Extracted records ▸

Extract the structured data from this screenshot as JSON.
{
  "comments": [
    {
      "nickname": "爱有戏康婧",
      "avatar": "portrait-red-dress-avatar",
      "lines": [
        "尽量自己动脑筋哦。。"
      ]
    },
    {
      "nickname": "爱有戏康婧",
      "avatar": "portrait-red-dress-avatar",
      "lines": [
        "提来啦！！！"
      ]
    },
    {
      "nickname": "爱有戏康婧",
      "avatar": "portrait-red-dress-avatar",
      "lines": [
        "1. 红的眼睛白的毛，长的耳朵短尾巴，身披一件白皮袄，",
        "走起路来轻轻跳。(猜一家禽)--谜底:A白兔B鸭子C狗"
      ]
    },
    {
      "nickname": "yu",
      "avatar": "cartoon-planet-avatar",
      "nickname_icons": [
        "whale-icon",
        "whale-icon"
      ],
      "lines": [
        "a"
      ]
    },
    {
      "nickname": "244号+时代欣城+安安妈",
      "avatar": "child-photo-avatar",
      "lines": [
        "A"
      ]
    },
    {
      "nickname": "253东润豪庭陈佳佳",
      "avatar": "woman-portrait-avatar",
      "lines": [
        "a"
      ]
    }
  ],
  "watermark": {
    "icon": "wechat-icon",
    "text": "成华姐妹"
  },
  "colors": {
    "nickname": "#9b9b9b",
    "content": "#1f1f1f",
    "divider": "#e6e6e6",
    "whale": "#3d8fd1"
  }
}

EXERCISE OBJECTIVE ▸ Exactly reproduce every line of the data above.

EXERCISE RESULT ▸
Extract the structured data from this screenshot as JSON.
{
  "comments": [
    {
      "nickname": "爱有戏康婧",
      "avatar": "portrait-red-dress-avatar",
      "lines": [
        "尽量自己动脑筋哦。。"
      ]
    },
    {
      "nickname": "爱有戏康婧",
      "avatar": "portrait-red-dress-avatar",
      "lines": [
        "提来啦！！！"
      ]
    },
    {
      "nickname": "爱有戏康婧",
      "avatar": "portrait-red-dress-avatar",
      "lines": [
        "1. 红的眼睛白的毛，长的耳朵短尾巴，身披一件白皮袄，",
        "走起路来轻轻跳。(猜一家禽)--谜底:A白兔B鸭子C狗"
      ]
    },
    {
      "nickname": "yu",
      "avatar": "cartoon-planet-avatar",
      "nickname_icons": [
        "whale-icon",
        "whale-icon"
      ],
      "lines": [
        "a"
      ]
    },
    {
      "nickname": "244号+时代欣城+安安妈",
      "avatar": "child-photo-avatar",
      "lines": [
        "A"
      ]
    },
    {
      "nickname": "253东润豪庭陈佳佳",
      "avatar": "woman-portrait-avatar",
      "lines": [
        "a"
      ]
    }
  ],
  "watermark": {
    "icon": "wechat-icon",
    "text": "成华姐妹"
  },
  "colors": {
    "nickname": "#9b9b9b",
    "content": "#1f1f1f",
    "divider": "#e6e6e6",
    "whale": "#3d8fd1"
  }
}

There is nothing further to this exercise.